Your task » Collect all lines below with the string "JSON".

Information given »
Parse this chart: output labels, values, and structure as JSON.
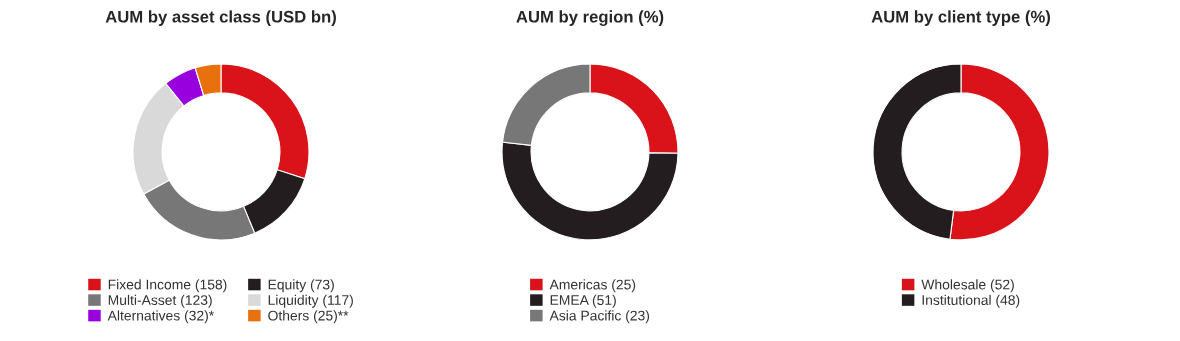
{
  "chart_data": [
    {
      "type": "donut",
      "title": "AUM by asset class (USD bn)",
      "categories": [
        "Fixed Income (158)",
        "Equity (73)",
        "Multi-Asset (123)",
        "Liquidity (117)",
        "Alternatives (32)*",
        "Others (25)**"
      ],
      "values": [
        158,
        73,
        123,
        117,
        32,
        25
      ],
      "colors": [
        "#da1219",
        "#231d20",
        "#777777",
        "#d9d9d9",
        "#9900de",
        "#e8700e"
      ],
      "legend": "bottom"
    },
    {
      "type": "donut",
      "title": "AUM by region (%)",
      "categories": [
        "Americas (25)",
        "EMEA (51)",
        "Asia Pacific (23)"
      ],
      "values": [
        25,
        51,
        23
      ],
      "colors": [
        "#da1219",
        "#231d20",
        "#777777"
      ],
      "legend": "bottom"
    },
    {
      "type": "donut",
      "title": "AUM by client type (%)",
      "categories": [
        "Wholesale (52)",
        "Institutional (48)"
      ],
      "values": [
        52,
        48
      ],
      "colors": [
        "#da1219",
        "#231d20"
      ],
      "legend": "bottom"
    }
  ]
}
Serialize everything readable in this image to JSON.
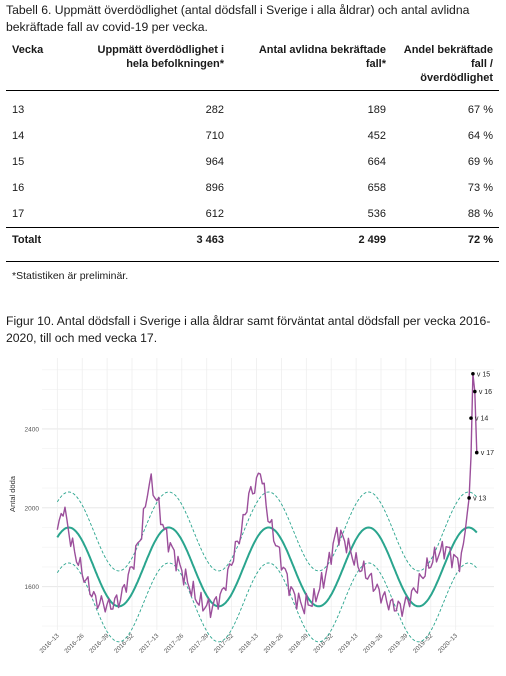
{
  "table": {
    "caption": "Tabell 6. Uppmätt överdödlighet (antal dödsfall i Sverige i alla åldrar) och antal avlidna bekräftade fall av covid-19 per vecka.",
    "headers": [
      "Vecka",
      "Uppmätt överdödlighet i hela befolkningen*",
      "Antal avlidna bekräftade fall*",
      "Andel bekräftade fall / överdödlighet"
    ],
    "rows": [
      [
        "13",
        "282",
        "189",
        "67 %"
      ],
      [
        "14",
        "710",
        "452",
        "64 %"
      ],
      [
        "15",
        "964",
        "664",
        "69 %"
      ],
      [
        "16",
        "896",
        "658",
        "73 %"
      ],
      [
        "17",
        "612",
        "536",
        "88 %"
      ]
    ],
    "total": [
      "Totalt",
      "3 463",
      "2 499",
      "72 %"
    ],
    "footnote": "*Statistiken är preliminär."
  },
  "figure": {
    "caption": "Figur 10. Antal dödsfall i Sverige i alla åldrar samt förväntat antal dödsfall per vecka 2016-2020, till och med vecka 17."
  },
  "chart_data": {
    "type": "line",
    "ylabel": "Antal döda",
    "ylim": [
      1380,
      2760
    ],
    "yticks": [
      1600,
      2000,
      2400
    ],
    "x_tick_labels": [
      "2016–13",
      "2016–26",
      "2016–39",
      "2016–52",
      "2017–13",
      "2017–26",
      "2017–39",
      "2017–52",
      "2018–13",
      "2018–26",
      "2018–39",
      "2018–52",
      "2019–13",
      "2019–26",
      "2019–39",
      "2019–52",
      "2020–13"
    ],
    "grid": true,
    "colors": {
      "observed": "#9b4f9b",
      "expected": "#2aa58e",
      "band": "#2aa58e"
    },
    "expected": {
      "mean": 1700,
      "amplitude": 200,
      "band_halfwidth": 180,
      "period_weeks": 52.18,
      "peak_week_offset": 6
    },
    "observed_key_points": [
      {
        "x": 0,
        "y": 1870
      },
      {
        "x": 3,
        "y": 2010
      },
      {
        "x": 8,
        "y": 1800
      },
      {
        "x": 14,
        "y": 1650
      },
      {
        "x": 20,
        "y": 1530
      },
      {
        "x": 27,
        "y": 1500
      },
      {
        "x": 33,
        "y": 1540
      },
      {
        "x": 39,
        "y": 1700
      },
      {
        "x": 44,
        "y": 1880
      },
      {
        "x": 48,
        "y": 2140
      },
      {
        "x": 52,
        "y": 2040
      },
      {
        "x": 56,
        "y": 1880
      },
      {
        "x": 62,
        "y": 1740
      },
      {
        "x": 68,
        "y": 1620
      },
      {
        "x": 74,
        "y": 1520
      },
      {
        "x": 80,
        "y": 1490
      },
      {
        "x": 86,
        "y": 1560
      },
      {
        "x": 92,
        "y": 1760
      },
      {
        "x": 96,
        "y": 1880
      },
      {
        "x": 100,
        "y": 2060
      },
      {
        "x": 104,
        "y": 2120
      },
      {
        "x": 106,
        "y": 2200
      },
      {
        "x": 110,
        "y": 1960
      },
      {
        "x": 116,
        "y": 1760
      },
      {
        "x": 122,
        "y": 1580
      },
      {
        "x": 128,
        "y": 1500
      },
      {
        "x": 134,
        "y": 1530
      },
      {
        "x": 140,
        "y": 1660
      },
      {
        "x": 146,
        "y": 1880
      },
      {
        "x": 151,
        "y": 1820
      },
      {
        "x": 156,
        "y": 1720
      },
      {
        "x": 162,
        "y": 1660
      },
      {
        "x": 168,
        "y": 1570
      },
      {
        "x": 174,
        "y": 1510
      },
      {
        "x": 180,
        "y": 1490
      },
      {
        "x": 186,
        "y": 1570
      },
      {
        "x": 192,
        "y": 1680
      },
      {
        "x": 198,
        "y": 1760
      },
      {
        "x": 203,
        "y": 1800
      },
      {
        "x": 207,
        "y": 1740
      },
      {
        "x": 211,
        "y": 1730
      },
      {
        "x": 215,
        "y": 2050
      },
      {
        "x": 216,
        "y": 2260
      },
      {
        "x": 217,
        "y": 2680
      },
      {
        "x": 218,
        "y": 2590
      },
      {
        "x": 219,
        "y": 2280
      }
    ],
    "annotations": [
      {
        "label": "v 13",
        "x": 215,
        "y": 2050
      },
      {
        "label": "v 14",
        "x": 216,
        "y": 2455
      },
      {
        "label": "v 15",
        "x": 217,
        "y": 2680
      },
      {
        "label": "v 16",
        "x": 218,
        "y": 2590
      },
      {
        "label": "v 17",
        "x": 219,
        "y": 2280
      }
    ],
    "x_range": [
      -8,
      228
    ]
  }
}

Answer below »
Parse this chart: output labels, values, and structure as JSON.
Serialize everything readable in this image to JSON.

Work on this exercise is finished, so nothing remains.